■ THE TASK ■
Transcribe the data that follows precisely, omitting nothing.

* * * * * * * * *

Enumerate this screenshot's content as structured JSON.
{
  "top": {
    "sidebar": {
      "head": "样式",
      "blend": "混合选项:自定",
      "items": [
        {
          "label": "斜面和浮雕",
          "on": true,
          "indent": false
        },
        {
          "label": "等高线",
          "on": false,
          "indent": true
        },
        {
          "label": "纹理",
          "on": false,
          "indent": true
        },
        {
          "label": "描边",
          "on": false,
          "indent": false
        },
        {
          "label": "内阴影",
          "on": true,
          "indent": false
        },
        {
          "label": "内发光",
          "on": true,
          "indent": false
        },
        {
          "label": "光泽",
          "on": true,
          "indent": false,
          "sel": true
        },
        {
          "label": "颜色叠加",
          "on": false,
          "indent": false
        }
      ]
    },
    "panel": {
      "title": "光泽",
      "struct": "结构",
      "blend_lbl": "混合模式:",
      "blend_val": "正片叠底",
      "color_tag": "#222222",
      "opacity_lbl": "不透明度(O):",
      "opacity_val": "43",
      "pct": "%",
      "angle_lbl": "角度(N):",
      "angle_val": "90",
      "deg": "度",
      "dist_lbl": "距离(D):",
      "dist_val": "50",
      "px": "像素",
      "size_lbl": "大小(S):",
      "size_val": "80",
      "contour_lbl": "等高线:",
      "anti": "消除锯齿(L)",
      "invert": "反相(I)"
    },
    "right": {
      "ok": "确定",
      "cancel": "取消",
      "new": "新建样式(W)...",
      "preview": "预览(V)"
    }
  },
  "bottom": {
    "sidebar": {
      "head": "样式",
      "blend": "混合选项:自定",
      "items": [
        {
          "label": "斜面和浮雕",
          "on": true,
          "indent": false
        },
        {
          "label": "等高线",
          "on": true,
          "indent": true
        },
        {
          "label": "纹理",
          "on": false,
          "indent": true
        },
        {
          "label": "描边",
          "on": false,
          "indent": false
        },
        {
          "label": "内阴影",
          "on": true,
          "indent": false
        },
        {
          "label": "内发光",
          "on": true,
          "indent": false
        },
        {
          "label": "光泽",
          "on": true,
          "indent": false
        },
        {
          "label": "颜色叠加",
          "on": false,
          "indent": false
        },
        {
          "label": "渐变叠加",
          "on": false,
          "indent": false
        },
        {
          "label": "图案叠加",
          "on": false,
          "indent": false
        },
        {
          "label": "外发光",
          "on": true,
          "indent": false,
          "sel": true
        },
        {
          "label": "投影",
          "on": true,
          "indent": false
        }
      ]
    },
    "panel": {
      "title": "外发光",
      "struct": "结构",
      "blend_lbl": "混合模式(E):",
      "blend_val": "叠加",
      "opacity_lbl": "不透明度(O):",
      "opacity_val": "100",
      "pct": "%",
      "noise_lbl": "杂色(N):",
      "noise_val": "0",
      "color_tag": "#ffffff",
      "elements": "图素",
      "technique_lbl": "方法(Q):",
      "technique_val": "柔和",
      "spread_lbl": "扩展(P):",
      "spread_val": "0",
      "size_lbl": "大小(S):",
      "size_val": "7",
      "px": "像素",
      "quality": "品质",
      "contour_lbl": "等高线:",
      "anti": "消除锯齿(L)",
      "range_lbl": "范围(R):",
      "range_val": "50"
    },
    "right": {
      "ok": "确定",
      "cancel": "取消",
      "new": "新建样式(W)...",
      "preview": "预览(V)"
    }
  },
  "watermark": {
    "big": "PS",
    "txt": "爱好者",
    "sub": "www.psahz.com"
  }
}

* * * * * * * * *

■ FINAL ANSWER ■
Enumerate this screenshot's content as structured JSON.
{
  "top": {
    "sidebar": {
      "head": "样式",
      "blend": "混合选项:自定",
      "items": [
        {
          "label": "斜面和浮雕",
          "on": true,
          "indent": false
        },
        {
          "label": "等高线",
          "on": false,
          "indent": true
        },
        {
          "label": "纹理",
          "on": false,
          "indent": true
        },
        {
          "label": "描边",
          "on": false,
          "indent": false
        },
        {
          "label": "内阴影",
          "on": true,
          "indent": false
        },
        {
          "label": "内发光",
          "on": true,
          "indent": false
        },
        {
          "label": "光泽",
          "on": true,
          "indent": false,
          "sel": true
        },
        {
          "label": "颜色叠加",
          "on": false,
          "indent": false
        }
      ]
    },
    "panel": {
      "title": "光泽",
      "struct": "结构",
      "blend_lbl": "混合模式:",
      "blend_val": "正片叠底",
      "color_tag": "#222222",
      "opacity_lbl": "不透明度(O):",
      "opacity_val": "43",
      "pct": "%",
      "angle_lbl": "角度(N):",
      "angle_val": "90",
      "deg": "度",
      "dist_lbl": "距离(D):",
      "dist_val": "50",
      "px": "像素",
      "size_lbl": "大小(S):",
      "size_val": "80",
      "contour_lbl": "等高线:",
      "anti": "消除锯齿(L)",
      "invert": "反相(I)"
    },
    "right": {
      "ok": "确定",
      "cancel": "取消",
      "new": "新建样式(W)...",
      "preview": "预览(V)"
    }
  },
  "bottom": {
    "sidebar": {
      "head": "样式",
      "blend": "混合选项:自定",
      "items": [
        {
          "label": "斜面和浮雕",
          "on": true,
          "indent": false
        },
        {
          "label": "等高线",
          "on": true,
          "indent": true
        },
        {
          "label": "纹理",
          "on": false,
          "indent": true
        },
        {
          "label": "描边",
          "on": false,
          "indent": false
        },
        {
          "label": "内阴影",
          "on": true,
          "indent": false
        },
        {
          "label": "内发光",
          "on": true,
          "indent": false
        },
        {
          "label": "光泽",
          "on": true,
          "indent": false
        },
        {
          "label": "颜色叠加",
          "on": false,
          "indent": false
        },
        {
          "label": "渐变叠加",
          "on": false,
          "indent": false
        },
        {
          "label": "图案叠加",
          "on": false,
          "indent": false
        },
        {
          "label": "外发光",
          "on": true,
          "indent": false,
          "sel": true
        },
        {
          "label": "投影",
          "on": true,
          "indent": false
        }
      ]
    },
    "panel": {
      "title": "外发光",
      "struct": "结构",
      "blend_lbl": "混合模式(E):",
      "blend_val": "叠加",
      "opacity_lbl": "不透明度(O):",
      "opacity_val": "100",
      "pct": "%",
      "noise_lbl": "杂色(N):",
      "noise_val": "0",
      "color_tag": "#ffffff",
      "elements": "图素",
      "technique_lbl": "方法(Q):",
      "technique_val": "柔和",
      "spread_lbl": "扩展(P):",
      "spread_val": "0",
      "size_lbl": "大小(S):",
      "size_val": "7",
      "px": "像素",
      "quality": "品质",
      "contour_lbl": "等高线:",
      "anti": "消除锯齿(L)",
      "range_lbl": "范围(R):",
      "range_val": "50"
    },
    "right": {
      "ok": "确定",
      "cancel": "取消",
      "new": "新建样式(W)...",
      "preview": "预览(V)"
    }
  },
  "watermark": {
    "big": "PS",
    "txt": "爱好者",
    "sub": "www.psahz.com"
  }
}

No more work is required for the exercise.